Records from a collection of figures
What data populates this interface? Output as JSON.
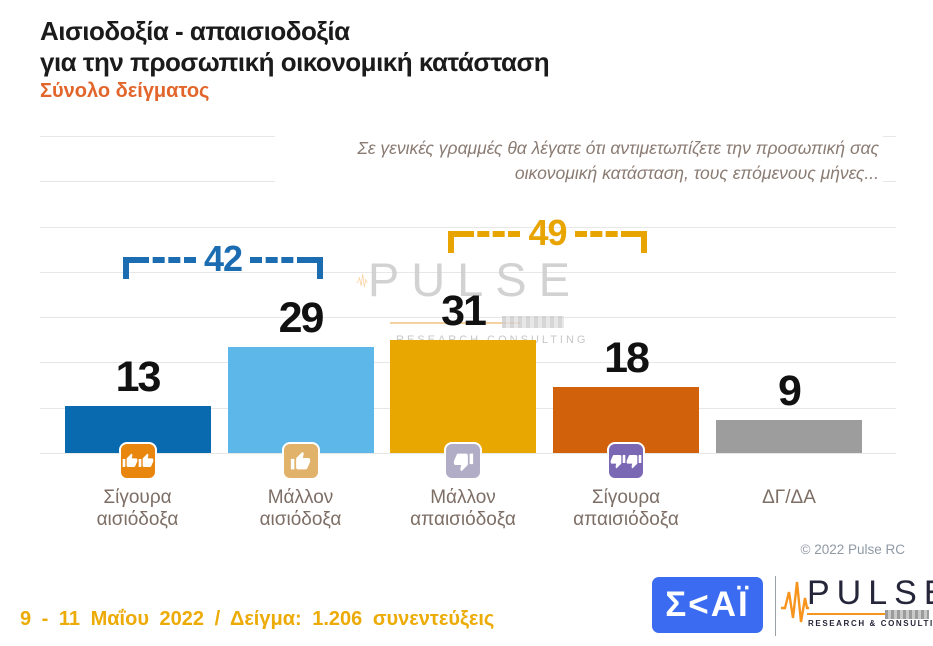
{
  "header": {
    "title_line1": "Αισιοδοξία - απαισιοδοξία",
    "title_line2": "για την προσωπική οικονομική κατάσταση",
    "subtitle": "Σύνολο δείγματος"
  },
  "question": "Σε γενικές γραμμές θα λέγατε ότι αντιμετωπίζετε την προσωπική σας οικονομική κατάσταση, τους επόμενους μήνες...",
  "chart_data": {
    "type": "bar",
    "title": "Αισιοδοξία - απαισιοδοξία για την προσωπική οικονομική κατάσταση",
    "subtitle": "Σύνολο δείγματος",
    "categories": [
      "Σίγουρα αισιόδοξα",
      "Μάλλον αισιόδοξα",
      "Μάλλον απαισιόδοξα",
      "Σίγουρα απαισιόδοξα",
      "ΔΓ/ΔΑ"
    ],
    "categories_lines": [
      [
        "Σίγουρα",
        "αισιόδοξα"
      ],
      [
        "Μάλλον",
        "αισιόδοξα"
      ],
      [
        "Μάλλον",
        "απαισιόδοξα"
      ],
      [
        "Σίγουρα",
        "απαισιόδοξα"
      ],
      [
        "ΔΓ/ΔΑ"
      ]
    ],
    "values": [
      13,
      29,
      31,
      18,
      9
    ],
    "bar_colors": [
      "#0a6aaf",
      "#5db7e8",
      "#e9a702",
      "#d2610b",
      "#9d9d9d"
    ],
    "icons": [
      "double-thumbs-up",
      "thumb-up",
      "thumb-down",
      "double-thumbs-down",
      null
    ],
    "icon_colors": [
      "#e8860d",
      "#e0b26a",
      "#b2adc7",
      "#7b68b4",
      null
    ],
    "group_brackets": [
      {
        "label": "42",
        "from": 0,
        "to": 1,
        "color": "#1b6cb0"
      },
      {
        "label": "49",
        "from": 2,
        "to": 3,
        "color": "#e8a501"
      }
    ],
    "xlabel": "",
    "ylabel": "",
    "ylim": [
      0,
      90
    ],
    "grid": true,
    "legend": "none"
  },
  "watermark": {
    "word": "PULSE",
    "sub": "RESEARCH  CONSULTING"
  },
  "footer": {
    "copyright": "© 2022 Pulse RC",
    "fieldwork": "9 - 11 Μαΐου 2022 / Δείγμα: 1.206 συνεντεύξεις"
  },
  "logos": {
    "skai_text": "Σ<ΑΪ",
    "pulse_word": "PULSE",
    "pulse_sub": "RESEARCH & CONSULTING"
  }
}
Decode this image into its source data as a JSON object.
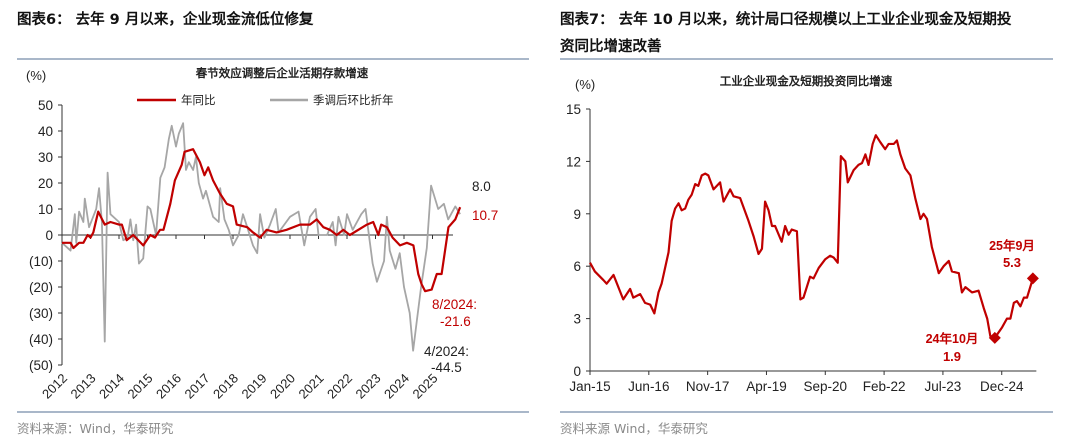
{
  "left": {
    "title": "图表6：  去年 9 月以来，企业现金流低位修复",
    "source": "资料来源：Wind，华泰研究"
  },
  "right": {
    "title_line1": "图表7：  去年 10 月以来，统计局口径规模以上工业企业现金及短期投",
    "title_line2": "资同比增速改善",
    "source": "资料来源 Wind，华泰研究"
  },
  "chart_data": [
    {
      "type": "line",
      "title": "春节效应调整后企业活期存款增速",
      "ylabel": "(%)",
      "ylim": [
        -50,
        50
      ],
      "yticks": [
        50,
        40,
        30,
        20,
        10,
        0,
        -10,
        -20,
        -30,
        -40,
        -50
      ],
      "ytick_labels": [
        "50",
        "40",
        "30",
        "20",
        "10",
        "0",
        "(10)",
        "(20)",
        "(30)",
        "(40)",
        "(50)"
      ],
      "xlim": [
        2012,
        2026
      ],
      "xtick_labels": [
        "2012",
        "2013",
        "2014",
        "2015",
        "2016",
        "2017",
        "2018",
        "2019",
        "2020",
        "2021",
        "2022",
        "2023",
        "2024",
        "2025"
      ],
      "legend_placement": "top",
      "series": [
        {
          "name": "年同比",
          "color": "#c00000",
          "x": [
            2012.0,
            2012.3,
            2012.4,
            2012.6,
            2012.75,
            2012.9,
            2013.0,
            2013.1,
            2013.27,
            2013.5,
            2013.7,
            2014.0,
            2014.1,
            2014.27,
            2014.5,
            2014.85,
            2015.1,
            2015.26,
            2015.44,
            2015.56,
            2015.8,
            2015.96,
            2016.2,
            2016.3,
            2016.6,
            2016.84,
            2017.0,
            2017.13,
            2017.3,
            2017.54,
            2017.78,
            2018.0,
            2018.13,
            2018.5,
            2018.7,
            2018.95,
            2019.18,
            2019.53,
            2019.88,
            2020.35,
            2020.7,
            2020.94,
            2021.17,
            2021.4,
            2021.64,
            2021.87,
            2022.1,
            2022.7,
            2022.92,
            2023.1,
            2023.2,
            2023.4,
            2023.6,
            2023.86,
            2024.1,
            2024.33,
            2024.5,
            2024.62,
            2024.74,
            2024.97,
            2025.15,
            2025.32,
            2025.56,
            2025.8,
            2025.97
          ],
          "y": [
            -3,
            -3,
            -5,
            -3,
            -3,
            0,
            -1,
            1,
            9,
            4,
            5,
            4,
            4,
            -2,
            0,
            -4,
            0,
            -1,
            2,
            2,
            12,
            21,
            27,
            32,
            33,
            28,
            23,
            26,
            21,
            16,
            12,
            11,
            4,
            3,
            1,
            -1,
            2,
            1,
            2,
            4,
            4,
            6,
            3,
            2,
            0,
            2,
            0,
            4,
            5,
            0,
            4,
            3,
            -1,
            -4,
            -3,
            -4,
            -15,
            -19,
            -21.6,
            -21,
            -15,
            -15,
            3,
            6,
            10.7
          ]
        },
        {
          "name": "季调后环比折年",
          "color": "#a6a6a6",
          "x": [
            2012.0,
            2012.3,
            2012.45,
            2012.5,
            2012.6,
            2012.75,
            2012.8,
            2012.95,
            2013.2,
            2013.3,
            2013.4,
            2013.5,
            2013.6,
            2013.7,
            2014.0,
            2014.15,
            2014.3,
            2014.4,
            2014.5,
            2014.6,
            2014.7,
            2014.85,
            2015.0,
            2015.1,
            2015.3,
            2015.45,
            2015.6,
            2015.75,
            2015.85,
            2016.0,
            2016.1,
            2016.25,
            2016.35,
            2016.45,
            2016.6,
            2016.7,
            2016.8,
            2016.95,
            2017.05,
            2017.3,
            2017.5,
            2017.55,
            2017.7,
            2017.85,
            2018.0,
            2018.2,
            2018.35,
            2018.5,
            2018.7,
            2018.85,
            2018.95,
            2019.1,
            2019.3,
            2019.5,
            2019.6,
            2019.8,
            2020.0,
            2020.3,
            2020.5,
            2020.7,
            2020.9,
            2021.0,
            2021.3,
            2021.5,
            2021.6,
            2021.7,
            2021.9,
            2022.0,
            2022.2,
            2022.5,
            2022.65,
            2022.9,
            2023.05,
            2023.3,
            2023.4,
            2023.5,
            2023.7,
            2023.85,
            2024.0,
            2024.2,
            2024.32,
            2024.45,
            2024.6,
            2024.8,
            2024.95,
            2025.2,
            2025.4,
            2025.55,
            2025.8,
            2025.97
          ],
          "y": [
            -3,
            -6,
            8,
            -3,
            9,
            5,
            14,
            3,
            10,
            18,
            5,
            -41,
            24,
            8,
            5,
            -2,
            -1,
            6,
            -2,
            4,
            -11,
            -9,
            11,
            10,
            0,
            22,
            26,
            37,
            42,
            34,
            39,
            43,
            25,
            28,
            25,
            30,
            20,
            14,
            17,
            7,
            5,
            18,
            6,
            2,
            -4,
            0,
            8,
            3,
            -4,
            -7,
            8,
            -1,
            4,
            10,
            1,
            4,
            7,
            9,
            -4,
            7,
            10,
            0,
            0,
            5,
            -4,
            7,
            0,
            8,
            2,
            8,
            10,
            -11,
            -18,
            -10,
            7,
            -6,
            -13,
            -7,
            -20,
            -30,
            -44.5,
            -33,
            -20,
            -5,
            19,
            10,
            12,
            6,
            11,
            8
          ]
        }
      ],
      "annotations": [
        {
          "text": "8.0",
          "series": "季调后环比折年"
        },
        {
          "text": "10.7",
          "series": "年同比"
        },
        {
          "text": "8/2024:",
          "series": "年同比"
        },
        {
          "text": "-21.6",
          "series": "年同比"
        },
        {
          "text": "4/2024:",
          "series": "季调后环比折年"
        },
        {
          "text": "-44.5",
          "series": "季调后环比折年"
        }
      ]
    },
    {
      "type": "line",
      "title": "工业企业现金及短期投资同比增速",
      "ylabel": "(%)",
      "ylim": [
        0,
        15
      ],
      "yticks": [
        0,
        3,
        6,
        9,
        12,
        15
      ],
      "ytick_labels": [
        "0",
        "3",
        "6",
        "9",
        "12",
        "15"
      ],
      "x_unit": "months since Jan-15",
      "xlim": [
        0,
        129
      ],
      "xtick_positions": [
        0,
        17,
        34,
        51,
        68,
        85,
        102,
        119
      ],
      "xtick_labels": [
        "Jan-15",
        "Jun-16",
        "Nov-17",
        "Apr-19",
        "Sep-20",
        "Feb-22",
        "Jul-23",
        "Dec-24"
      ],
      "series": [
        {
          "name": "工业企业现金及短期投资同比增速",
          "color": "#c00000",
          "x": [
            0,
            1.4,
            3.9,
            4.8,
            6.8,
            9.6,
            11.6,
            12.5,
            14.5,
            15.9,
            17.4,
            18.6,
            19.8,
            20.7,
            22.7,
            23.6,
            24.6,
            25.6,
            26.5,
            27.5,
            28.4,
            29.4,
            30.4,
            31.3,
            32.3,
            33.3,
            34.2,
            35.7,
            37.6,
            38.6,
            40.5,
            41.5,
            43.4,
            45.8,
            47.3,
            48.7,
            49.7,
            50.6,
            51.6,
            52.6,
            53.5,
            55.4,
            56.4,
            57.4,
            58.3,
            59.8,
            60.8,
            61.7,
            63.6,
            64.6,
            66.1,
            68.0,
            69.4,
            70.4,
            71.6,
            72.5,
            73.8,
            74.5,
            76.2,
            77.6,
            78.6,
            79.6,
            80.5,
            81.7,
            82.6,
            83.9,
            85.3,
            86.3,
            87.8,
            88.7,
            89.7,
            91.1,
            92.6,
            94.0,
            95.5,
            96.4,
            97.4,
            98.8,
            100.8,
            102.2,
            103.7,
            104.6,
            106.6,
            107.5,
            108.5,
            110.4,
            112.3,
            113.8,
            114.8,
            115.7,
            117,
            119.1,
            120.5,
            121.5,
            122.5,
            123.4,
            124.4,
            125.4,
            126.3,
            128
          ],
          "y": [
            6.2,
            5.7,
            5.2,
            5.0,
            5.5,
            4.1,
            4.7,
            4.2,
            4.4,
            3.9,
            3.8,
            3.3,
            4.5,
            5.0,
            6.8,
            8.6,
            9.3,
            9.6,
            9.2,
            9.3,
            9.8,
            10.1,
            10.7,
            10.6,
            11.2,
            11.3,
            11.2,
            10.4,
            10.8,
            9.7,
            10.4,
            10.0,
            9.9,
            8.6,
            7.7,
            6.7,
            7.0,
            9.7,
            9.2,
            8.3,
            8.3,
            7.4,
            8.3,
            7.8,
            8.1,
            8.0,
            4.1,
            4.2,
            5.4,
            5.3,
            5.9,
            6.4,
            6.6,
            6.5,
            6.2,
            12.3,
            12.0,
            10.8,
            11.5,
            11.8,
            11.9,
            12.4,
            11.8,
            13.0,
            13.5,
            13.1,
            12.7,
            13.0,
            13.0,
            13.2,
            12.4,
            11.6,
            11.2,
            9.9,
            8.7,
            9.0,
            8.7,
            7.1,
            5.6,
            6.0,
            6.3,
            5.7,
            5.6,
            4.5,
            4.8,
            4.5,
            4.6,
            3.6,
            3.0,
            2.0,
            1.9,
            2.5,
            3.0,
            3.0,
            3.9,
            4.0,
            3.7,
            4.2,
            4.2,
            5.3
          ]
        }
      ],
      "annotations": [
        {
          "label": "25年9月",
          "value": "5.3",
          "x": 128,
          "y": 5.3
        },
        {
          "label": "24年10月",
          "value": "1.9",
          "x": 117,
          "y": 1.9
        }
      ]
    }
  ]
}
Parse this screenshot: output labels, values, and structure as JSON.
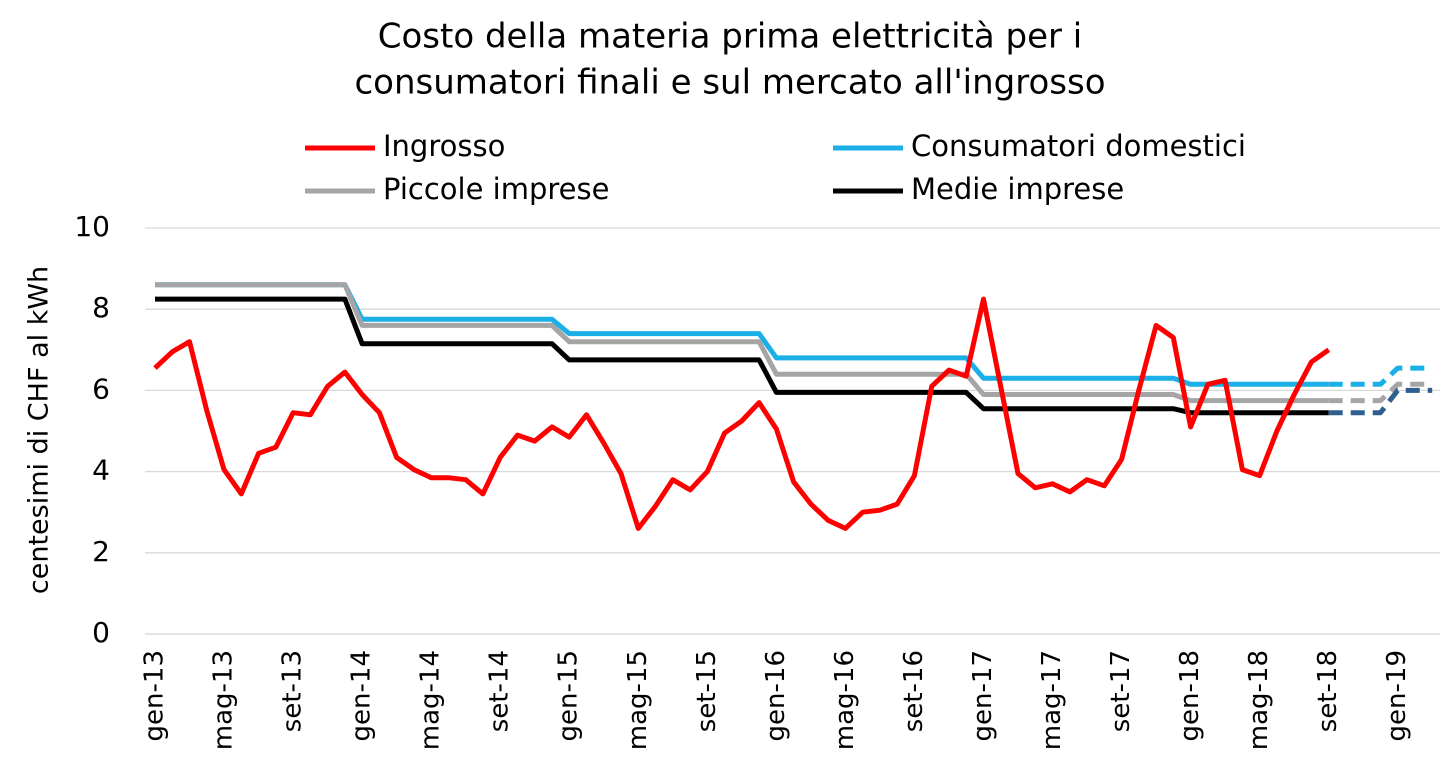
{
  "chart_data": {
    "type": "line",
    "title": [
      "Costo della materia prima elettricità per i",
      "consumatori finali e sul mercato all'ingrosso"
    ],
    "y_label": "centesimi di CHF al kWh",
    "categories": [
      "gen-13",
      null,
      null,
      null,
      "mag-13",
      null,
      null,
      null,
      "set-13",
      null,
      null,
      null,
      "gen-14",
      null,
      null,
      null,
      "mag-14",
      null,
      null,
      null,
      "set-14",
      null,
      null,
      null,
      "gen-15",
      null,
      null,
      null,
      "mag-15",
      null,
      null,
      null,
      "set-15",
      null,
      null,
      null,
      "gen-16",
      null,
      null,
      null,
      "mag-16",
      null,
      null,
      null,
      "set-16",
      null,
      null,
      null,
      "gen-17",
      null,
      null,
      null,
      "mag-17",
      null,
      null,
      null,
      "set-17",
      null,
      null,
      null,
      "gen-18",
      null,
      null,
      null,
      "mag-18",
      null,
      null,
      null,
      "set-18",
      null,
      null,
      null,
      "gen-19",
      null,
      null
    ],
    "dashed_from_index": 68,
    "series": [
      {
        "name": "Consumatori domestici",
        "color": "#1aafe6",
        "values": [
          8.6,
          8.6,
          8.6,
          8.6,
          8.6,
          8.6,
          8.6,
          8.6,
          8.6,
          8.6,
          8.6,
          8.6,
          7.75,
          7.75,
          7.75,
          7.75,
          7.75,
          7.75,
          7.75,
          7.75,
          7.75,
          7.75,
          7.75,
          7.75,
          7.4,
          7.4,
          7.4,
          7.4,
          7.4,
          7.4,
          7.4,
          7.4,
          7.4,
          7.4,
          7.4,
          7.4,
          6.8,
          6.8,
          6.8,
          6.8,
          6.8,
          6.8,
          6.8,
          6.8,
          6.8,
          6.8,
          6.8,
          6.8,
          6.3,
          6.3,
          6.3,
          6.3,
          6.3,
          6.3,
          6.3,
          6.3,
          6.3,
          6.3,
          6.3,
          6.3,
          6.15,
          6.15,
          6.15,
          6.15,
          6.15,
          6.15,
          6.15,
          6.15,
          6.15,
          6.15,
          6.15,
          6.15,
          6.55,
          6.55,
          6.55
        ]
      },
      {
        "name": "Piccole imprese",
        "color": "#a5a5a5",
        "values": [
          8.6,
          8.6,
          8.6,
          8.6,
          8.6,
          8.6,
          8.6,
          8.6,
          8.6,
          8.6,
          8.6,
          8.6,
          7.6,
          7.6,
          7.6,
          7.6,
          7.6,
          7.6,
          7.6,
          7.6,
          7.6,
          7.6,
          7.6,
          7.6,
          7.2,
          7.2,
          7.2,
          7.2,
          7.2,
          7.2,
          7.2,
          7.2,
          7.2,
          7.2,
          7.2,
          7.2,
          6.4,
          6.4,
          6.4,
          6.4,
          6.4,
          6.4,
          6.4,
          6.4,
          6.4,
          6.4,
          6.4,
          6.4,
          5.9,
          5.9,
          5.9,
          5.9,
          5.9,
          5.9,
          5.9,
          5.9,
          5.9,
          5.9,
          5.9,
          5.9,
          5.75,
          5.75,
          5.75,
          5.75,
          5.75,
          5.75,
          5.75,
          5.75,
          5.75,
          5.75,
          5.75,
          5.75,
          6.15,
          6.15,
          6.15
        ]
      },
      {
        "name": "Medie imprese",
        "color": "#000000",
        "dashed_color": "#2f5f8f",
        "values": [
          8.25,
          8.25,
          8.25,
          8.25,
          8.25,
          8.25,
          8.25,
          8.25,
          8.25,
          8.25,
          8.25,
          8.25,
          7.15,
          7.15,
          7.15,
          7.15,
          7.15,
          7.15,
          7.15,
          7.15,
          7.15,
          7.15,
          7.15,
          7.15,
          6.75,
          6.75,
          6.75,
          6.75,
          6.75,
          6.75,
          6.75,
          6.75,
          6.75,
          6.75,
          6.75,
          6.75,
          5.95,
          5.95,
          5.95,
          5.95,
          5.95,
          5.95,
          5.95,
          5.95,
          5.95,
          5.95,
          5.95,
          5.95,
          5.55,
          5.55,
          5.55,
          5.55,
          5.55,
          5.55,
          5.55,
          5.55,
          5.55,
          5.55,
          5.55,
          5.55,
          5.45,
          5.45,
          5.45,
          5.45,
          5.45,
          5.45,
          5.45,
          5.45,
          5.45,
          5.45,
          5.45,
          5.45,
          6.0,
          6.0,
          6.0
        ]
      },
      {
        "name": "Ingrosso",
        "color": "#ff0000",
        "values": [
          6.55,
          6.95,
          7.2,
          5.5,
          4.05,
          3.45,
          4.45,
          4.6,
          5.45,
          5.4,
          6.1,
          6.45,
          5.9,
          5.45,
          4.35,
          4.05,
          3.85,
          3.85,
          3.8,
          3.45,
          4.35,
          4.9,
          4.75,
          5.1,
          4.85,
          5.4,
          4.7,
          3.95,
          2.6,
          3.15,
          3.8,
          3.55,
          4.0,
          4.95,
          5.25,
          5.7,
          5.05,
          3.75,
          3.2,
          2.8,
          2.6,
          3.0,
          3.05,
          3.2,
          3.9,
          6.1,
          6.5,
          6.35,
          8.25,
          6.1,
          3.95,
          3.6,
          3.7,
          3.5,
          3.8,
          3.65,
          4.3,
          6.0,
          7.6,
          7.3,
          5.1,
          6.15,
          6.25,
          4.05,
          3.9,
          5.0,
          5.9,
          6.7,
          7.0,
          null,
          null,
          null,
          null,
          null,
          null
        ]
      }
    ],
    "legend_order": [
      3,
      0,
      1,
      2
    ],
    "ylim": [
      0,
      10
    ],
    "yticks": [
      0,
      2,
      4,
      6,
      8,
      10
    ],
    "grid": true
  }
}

Task requirements: Look above for every line with the word "this" and copy it.

Complete output:
What data populates this interface? Output as JSON.
Decode this image into its source data as a JSON object.
Parse this screenshot: output labels, values, and structure as JSON.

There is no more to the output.